A day later, I return, make a big, slow deal of putting all the controls in the right places, turn the key and the battery is flat as a pancake. This is the sort of setback I’m well used to, so I put the battery on charge and go away and leave it.
I almost forget all about it the next day, but it’s Friday evening, the boys have nearly finished washing the parlour out. It’s time for tea but I decide to try the mower. I turn the key and it bursts into life first turn. This completely throws me. I sit there for a minute and it doesn’t stop. I’m now in shock – still, make hay while the sun shines, etc, and off I go, there’s nearly an hour of daylight yet and I cut most of the lawns. I leave the worst piece for another day.
If I am thrown, pity my wife. She can’t believe what’s happened – never had the grass cut so soon. Next day I tell her I will take her out for supper if Wales win the Triple Crown. Cut grass, an unexpected meal – she thinks I’m having an affair.
ABOUT EIGHT years ago a farmer at a show told me how he had gone to market in a brand new Land Rover, bought some cattle and duly backed his trailer up to the loading pens.
At market there are gates to put in place for loading and he’d dropped the ramp of his trailer and gone to get the cattle, putting various gates in place as he went. It is then a simple task to drive the cattle back to the trailer.
The first cattle went on to the trailer ramp and the trailer sat up in the air because in the few minutes he had been away (and never out of sight) someone had taken the Land Rover.
The worst bit was still to come; his insurance company wouldn’t pay out a penny because he had left the keys in the Land Rover.
At that time, we as a family never took a key out of any vehicle, day or night. I went home that night and established a new regime whereby all keys had to be taken out at all times.
At first it was a damn nuisance – so many time I walked up to the yard, got in the car and then had to go back in the house for the keys.
There was another new regime established here last night. I locked the kitchen door when I went to bed. It felt really strange; I would guess that it’s the first time the door has been locked in 45 years. In fact, we had no idea where the key was and had to buy a new lock just to get a key!
Last week my wife had some money stolen out of the drawer in the kitchen. It’s money she puts by for Christmas. If I’d known it was there I could have warned her someone would steal it – I’d have had some myself.
It’s left a really strange collection of feelings, the worst of which is the sort of witch-hunt that goes on in your mind as you search for culprits.
It’s not fair on us and it’s not fair on the people who work here. It was too much money not to involve the police, not that I think they will find anyone – there was little enough for them to work on and no forced entry.
What is a shame is that it has changed the way we live our lives. The shed where we keep all our tools is wide open and that’s next on our list of ‘to dos’.
Strangely, when we came to live here over 40 years ago, every shed, loose box, granary and cattle yard was locked every night with a padlock and the farm foreman had to take this huge bunch of keys to the house every night when he finished work.
The reason for that would almost certainly have been the fact that they were only just coming out of an era when farm workers lived (only just) on subsistence wages.
Most of them would have poultry, or if they were the lucky ones, they would have had a pig. There would be hardly any waste food in their lives and the bosses’ grain stores would be very attractive.

Set problem — In the excerpt, condense the paragraph beginning "Strangely, when we came to live here" into one shorter sentence that keeps its main facts.

Extracted entries —
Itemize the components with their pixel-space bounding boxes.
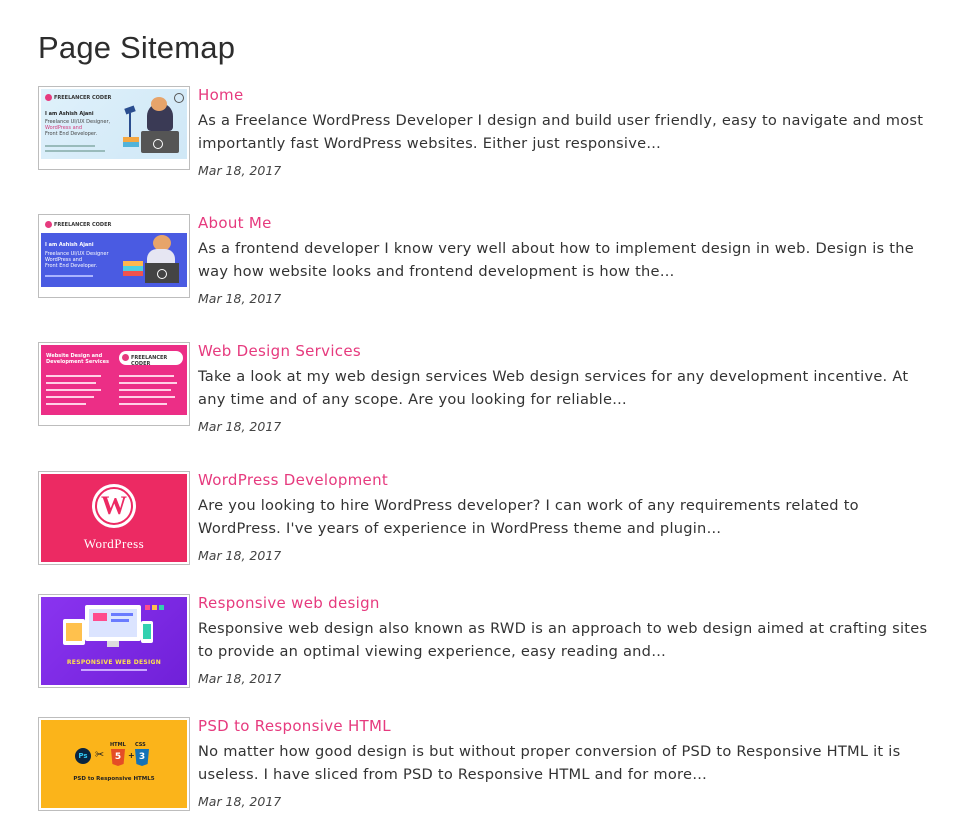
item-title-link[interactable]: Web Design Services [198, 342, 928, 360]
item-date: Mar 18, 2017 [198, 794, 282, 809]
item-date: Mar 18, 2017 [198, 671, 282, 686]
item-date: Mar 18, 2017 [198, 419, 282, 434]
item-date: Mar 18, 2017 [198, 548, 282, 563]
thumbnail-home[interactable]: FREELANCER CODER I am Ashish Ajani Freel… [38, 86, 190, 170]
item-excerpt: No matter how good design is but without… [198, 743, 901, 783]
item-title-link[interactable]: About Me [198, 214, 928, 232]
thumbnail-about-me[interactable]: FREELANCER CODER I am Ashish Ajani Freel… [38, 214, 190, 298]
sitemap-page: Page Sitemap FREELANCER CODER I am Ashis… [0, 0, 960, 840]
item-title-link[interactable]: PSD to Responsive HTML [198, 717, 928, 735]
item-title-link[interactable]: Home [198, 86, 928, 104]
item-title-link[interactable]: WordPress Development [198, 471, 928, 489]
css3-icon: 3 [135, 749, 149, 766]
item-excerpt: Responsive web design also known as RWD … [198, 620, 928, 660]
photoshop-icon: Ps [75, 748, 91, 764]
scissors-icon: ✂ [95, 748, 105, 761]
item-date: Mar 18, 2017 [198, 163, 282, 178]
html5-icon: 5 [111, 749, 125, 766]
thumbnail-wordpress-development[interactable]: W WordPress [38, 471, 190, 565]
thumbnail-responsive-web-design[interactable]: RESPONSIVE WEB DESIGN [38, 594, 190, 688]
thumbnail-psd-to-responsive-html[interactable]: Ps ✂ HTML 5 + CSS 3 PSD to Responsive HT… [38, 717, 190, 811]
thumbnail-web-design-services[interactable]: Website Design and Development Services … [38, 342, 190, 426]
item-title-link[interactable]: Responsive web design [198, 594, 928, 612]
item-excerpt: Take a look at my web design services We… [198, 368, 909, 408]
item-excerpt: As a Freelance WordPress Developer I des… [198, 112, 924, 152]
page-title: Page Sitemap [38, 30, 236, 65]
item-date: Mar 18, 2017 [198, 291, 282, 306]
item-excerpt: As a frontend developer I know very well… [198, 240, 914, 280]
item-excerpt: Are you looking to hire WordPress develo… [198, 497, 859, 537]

* * *

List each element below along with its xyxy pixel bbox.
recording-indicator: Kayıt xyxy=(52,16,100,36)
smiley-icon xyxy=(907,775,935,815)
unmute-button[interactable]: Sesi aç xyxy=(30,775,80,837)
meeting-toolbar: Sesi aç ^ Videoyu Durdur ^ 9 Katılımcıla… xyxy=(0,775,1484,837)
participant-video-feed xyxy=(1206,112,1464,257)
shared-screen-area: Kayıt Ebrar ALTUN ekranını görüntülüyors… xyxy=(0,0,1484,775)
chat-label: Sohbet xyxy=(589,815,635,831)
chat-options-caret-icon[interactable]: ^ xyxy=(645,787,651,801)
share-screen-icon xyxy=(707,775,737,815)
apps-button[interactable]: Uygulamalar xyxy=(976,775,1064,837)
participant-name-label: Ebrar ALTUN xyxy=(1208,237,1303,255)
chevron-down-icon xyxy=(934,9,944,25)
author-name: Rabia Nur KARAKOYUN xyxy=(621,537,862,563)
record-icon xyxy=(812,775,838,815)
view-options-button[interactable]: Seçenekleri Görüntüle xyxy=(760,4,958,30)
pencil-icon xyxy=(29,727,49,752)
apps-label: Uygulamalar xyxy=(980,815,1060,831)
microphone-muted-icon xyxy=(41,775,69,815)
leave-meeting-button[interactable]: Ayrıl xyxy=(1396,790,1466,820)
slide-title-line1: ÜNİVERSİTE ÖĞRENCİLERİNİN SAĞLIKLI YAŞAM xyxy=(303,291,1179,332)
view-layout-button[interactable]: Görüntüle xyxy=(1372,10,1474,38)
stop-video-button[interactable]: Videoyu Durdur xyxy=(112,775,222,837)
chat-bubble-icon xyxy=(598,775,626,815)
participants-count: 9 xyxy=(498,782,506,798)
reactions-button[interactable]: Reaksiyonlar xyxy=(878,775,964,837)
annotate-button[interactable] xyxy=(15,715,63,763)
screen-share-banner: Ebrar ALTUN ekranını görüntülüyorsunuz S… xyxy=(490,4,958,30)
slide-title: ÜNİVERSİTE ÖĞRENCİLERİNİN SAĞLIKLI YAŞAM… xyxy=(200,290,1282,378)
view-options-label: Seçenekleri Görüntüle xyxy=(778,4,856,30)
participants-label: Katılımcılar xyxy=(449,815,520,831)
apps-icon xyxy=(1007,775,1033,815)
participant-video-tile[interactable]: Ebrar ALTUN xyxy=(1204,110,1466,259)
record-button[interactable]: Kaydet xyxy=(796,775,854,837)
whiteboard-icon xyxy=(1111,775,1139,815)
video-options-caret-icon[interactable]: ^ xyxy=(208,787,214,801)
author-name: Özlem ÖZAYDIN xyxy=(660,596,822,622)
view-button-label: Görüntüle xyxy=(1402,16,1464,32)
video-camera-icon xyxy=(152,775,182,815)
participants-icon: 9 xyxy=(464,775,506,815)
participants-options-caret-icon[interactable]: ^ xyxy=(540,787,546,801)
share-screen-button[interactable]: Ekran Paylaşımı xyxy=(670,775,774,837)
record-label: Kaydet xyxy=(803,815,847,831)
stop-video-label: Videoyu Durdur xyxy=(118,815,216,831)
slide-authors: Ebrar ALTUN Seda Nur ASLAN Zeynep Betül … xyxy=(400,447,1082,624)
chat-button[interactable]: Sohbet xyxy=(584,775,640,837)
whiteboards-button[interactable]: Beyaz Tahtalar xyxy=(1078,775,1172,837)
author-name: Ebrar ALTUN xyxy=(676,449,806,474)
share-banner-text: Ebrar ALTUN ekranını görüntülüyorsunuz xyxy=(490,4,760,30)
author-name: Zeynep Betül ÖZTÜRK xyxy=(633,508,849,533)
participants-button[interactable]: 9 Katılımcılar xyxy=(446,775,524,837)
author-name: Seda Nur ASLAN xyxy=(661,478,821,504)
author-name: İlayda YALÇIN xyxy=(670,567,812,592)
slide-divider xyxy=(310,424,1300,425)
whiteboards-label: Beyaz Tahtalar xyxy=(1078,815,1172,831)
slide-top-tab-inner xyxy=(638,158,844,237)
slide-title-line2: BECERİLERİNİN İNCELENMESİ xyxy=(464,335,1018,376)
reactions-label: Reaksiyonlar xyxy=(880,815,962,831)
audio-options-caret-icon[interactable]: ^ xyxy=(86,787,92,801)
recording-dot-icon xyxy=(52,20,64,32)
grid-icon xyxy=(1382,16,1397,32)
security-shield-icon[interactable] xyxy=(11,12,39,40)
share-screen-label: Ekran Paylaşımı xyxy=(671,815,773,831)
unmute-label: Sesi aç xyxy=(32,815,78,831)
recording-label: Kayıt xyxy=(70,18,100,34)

Task solution — When we moved here over 40 years ago, every shed, loose box, granary and cattle yard was padlocked nightly, and the farm foreman carried the huge bunch of keys to the house after work.